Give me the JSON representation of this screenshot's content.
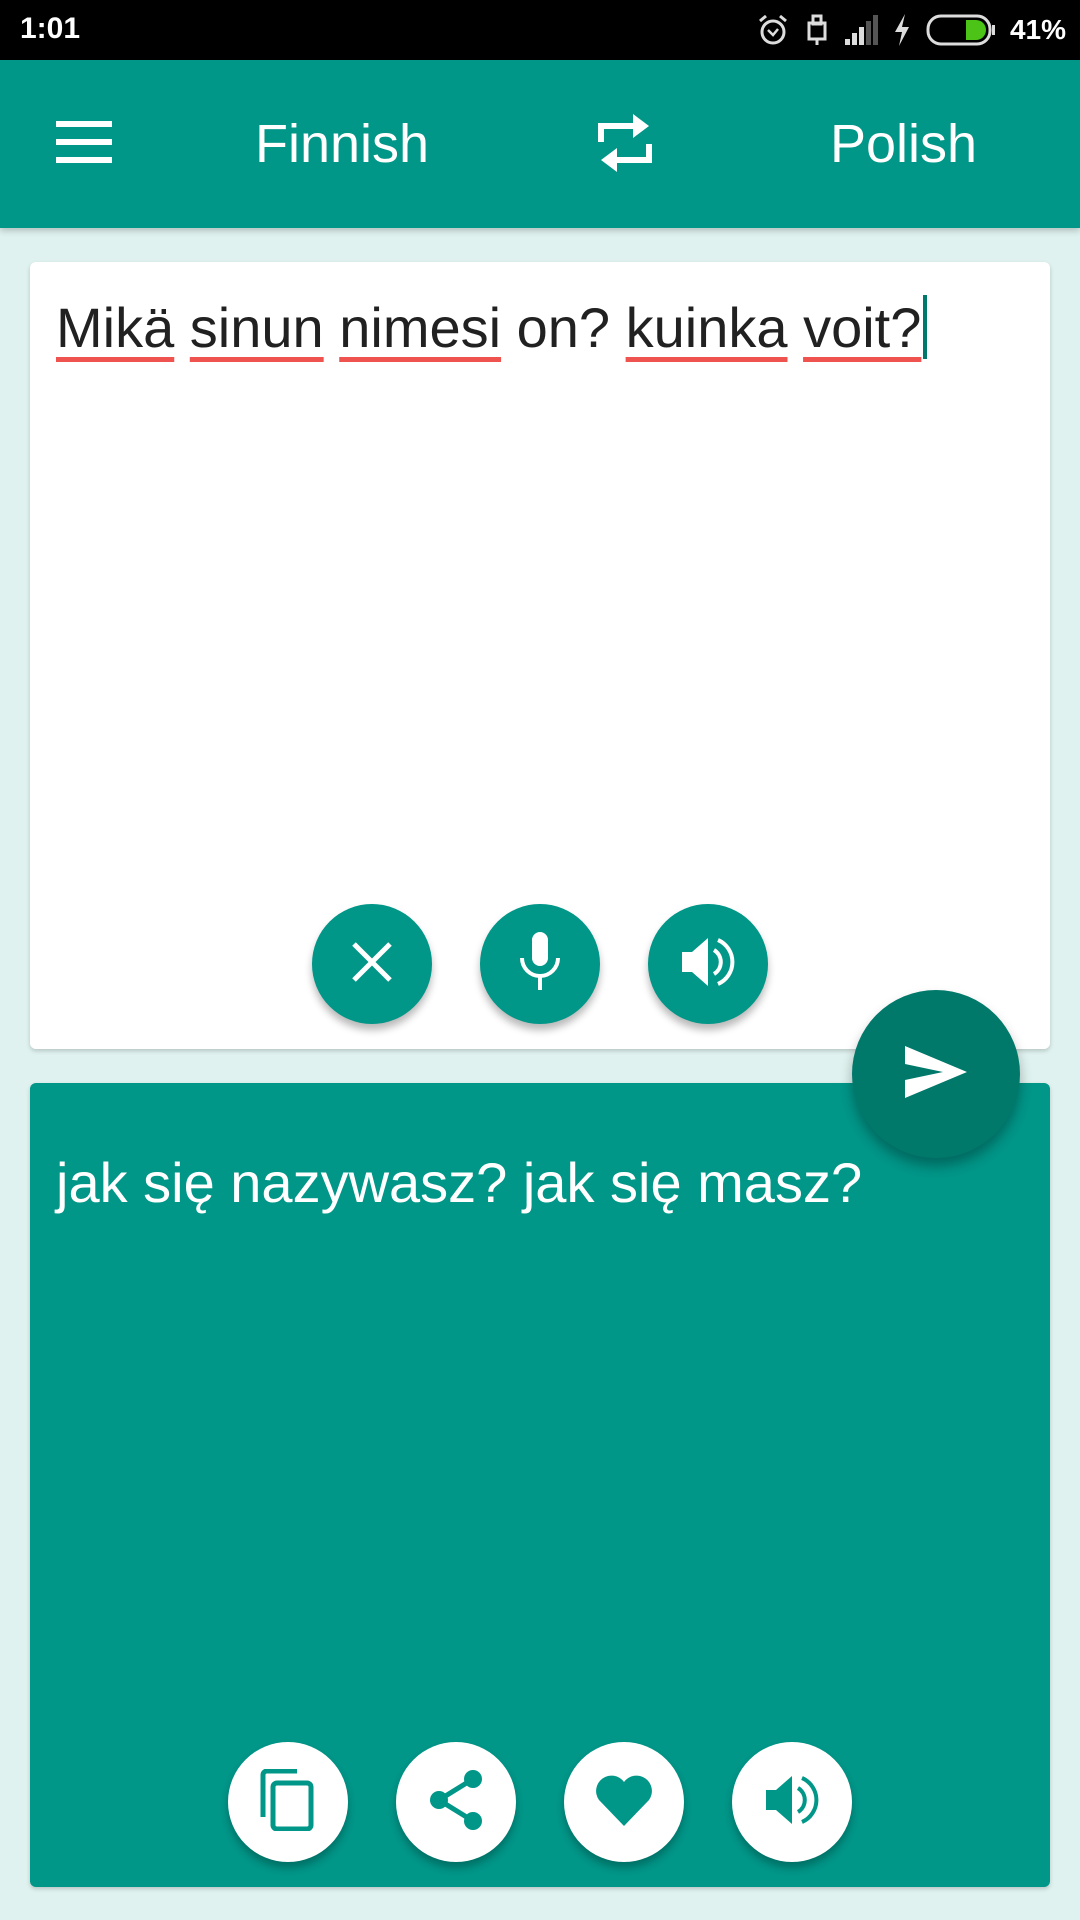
{
  "status_bar": {
    "time": "1:01",
    "icons": [
      "alarm-icon",
      "usb-lock-icon",
      "signal-icon",
      "charging-icon",
      "battery-icon"
    ],
    "battery_percent": "41%",
    "battery_level": 0.41,
    "battery_color": "#4cc417"
  },
  "app_bar": {
    "menu_icon": "hamburger-menu-icon",
    "source_language": "Finnish",
    "swap_icon": "swap-languages-icon",
    "target_language": "Polish",
    "color": "#009688"
  },
  "source": {
    "words": [
      {
        "text": "Mikä",
        "misspelled": true
      },
      {
        "text": "sinun",
        "misspelled": true
      },
      {
        "text": "nimesi",
        "misspelled": true
      },
      {
        "text": "on?",
        "misspelled": false
      },
      {
        "text": "kuinka",
        "misspelled": true
      },
      {
        "text": "voit?",
        "misspelled": true
      }
    ],
    "actions": [
      {
        "name": "clear-button",
        "icon": "close-icon"
      },
      {
        "name": "microphone-button",
        "icon": "microphone-icon"
      },
      {
        "name": "speak-source-button",
        "icon": "speaker-icon"
      }
    ]
  },
  "translate_button": {
    "icon": "send-icon",
    "color": "#00796b"
  },
  "target": {
    "text": "jak się nazywasz? jak się masz?",
    "actions": [
      {
        "name": "copy-button",
        "icon": "copy-icon"
      },
      {
        "name": "share-button",
        "icon": "share-icon"
      },
      {
        "name": "favorite-button",
        "icon": "heart-icon"
      },
      {
        "name": "speak-target-button",
        "icon": "speaker-icon"
      }
    ]
  },
  "colors": {
    "primary": "#009688",
    "primary_dark": "#00796b",
    "background": "#dff2ef",
    "spellcheck_underline": "#ef5350"
  }
}
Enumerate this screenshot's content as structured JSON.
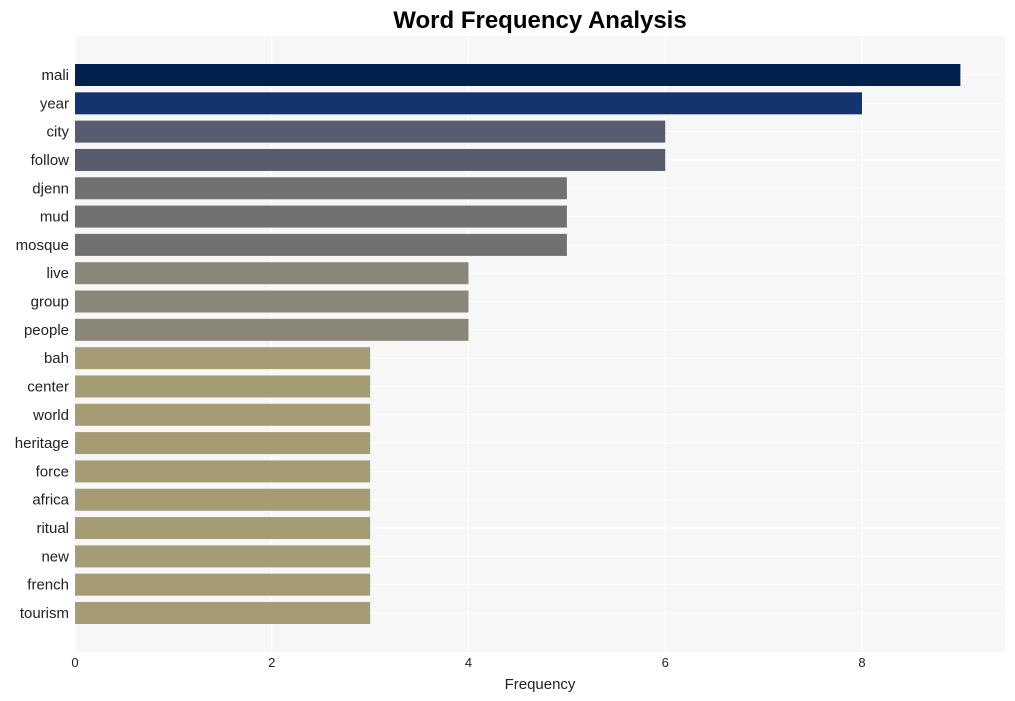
{
  "chart_data": {
    "type": "bar",
    "orientation": "horizontal",
    "title": "Word Frequency Analysis",
    "xlabel": "Frequency",
    "ylabel": "",
    "xlim": [
      0,
      9.45
    ],
    "xticks": [
      0,
      2,
      4,
      6,
      8
    ],
    "grid": true,
    "legend": "none",
    "categories": [
      "mali",
      "year",
      "city",
      "follow",
      "djenn",
      "mud",
      "mosque",
      "live",
      "group",
      "people",
      "bah",
      "center",
      "world",
      "heritage",
      "force",
      "africa",
      "ritual",
      "new",
      "french",
      "tourism"
    ],
    "values": [
      9,
      8,
      6,
      6,
      5,
      5,
      5,
      4,
      4,
      4,
      3,
      3,
      3,
      3,
      3,
      3,
      3,
      3,
      3,
      3
    ],
    "colors": [
      "#00204e",
      "#14346f",
      "#575c6e",
      "#575c6e",
      "#707173",
      "#707173",
      "#707173",
      "#8a8779",
      "#8a8779",
      "#8a8779",
      "#a59c74",
      "#a59c74",
      "#a59c74",
      "#a59c74",
      "#a59c74",
      "#a59c74",
      "#a59c74",
      "#a59c74",
      "#a59c74",
      "#a59c74"
    ]
  },
  "colors": {
    "plot_background": "#f7f7f7",
    "gridline": "#ffffff"
  }
}
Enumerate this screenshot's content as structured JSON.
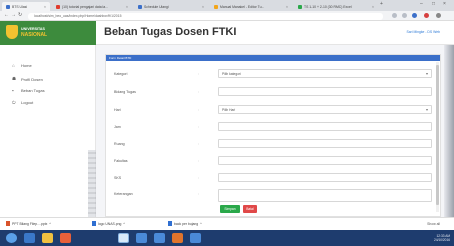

..............................

● **Request**:
Go through the data above and transcribe it in full, omitting any image.

● **Result of the task**:
Give me the JSON representation of this screenshot's content.
{
  "status_bar": {
    "time": "1:01",
    "icons": [
      "alarm-icon",
      "usb-lock-icon",
      "signal-icon",
      "charging-icon",
      "battery-icon"
    ],
    "battery_percent": "41%",
    "battery_level": 0.41,
    "battery_color": "#4cc417"
  },
  "app_bar": {
    "menu_icon": "hamburger-menu-icon",
    "source_language": "Finnish",
    "swap_icon": "swap-languages-icon",
    "target_language": "Polish",
    "color": "#009688"
  },
  "source": {
    "words": [
      {
        "text": "Mikä",
        "misspelled": true
      },
      {
        "text": "sinun",
        "misspelled": true
      },
      {
        "text": "nimesi",
        "misspelled": true
      },
      {
        "text": "on?",
        "misspelled": false
      },
      {
        "text": "kuinka",
        "misspelled": true
      },
      {
        "text": "voit?",
        "misspelled": true
      }
    ],
    "actions": [
      {
        "name": "clear-button",
        "icon": "close-icon"
      },
      {
        "name": "microphone-button",
        "icon": "microphone-icon"
      },
      {
        "name": "speak-source-button",
        "icon": "speaker-icon"
      }
    ]
  },
  "translate_button": {
    "icon": "send-icon",
    "color": "#00796b"
  },
  "target": {
    "text": "jak się nazywasz? jak się masz?",
    "actions": [
      {
        "name": "copy-button",
        "icon": "copy-icon"
      },
      {
        "name": "share-button",
        "icon": "share-icon"
      },
      {
        "name": "favorite-button",
        "icon": "heart-icon"
      },
      {
        "name": "speak-target-button",
        "icon": "speaker-icon"
      }
    ]
  },
  "colors": {
    "primary": "#009688",
    "primary_dark": "#00796b",
    "background": "#dff2ef",
    "spellcheck_underline": "#ef5350"
  }
}
Enumerate this screenshot's content as structured JSON.
{
  "chart_data": {
    "type": "bar",
    "orientation": "horizontal",
    "title": "Word Frequency Analysis",
    "xlabel": "Frequency",
    "ylabel": "",
    "xlim": [
      0,
      9.45
    ],
    "xticks": [
      0,
      2,
      4,
      6,
      8
    ],
    "grid": true,
    "legend": "none",
    "categories": [
      "mali",
      "year",
      "city",
      "follow",
      "djenn",
      "mud",
      "mosque",
      "live",
      "group",
      "people",
      "bah",
      "center",
      "world",
      "heritage",
      "force",
      "africa",
      "ritual",
      "new",
      "french",
      "tourism"
    ],
    "values": [
      9,
      8,
      6,
      6,
      5,
      5,
      5,
      4,
      4,
      4,
      3,
      3,
      3,
      3,
      3,
      3,
      3,
      3,
      3,
      3
    ],
    "colors": [
      "#00204e",
      "#14346f",
      "#575c6e",
      "#575c6e",
      "#707173",
      "#707173",
      "#707173",
      "#8a8779",
      "#8a8779",
      "#8a8779",
      "#a59c74",
      "#a59c74",
      "#a59c74",
      "#a59c74",
      "#a59c74",
      "#a59c74",
      "#a59c74",
      "#a59c74",
      "#a59c74",
      "#a59c74"
    ]
  },
  "colors": {
    "plot_background": "#f7f7f7",
    "gridline": "#ffffff"
  }
}
Enumerate this screenshot's content as structured JSON.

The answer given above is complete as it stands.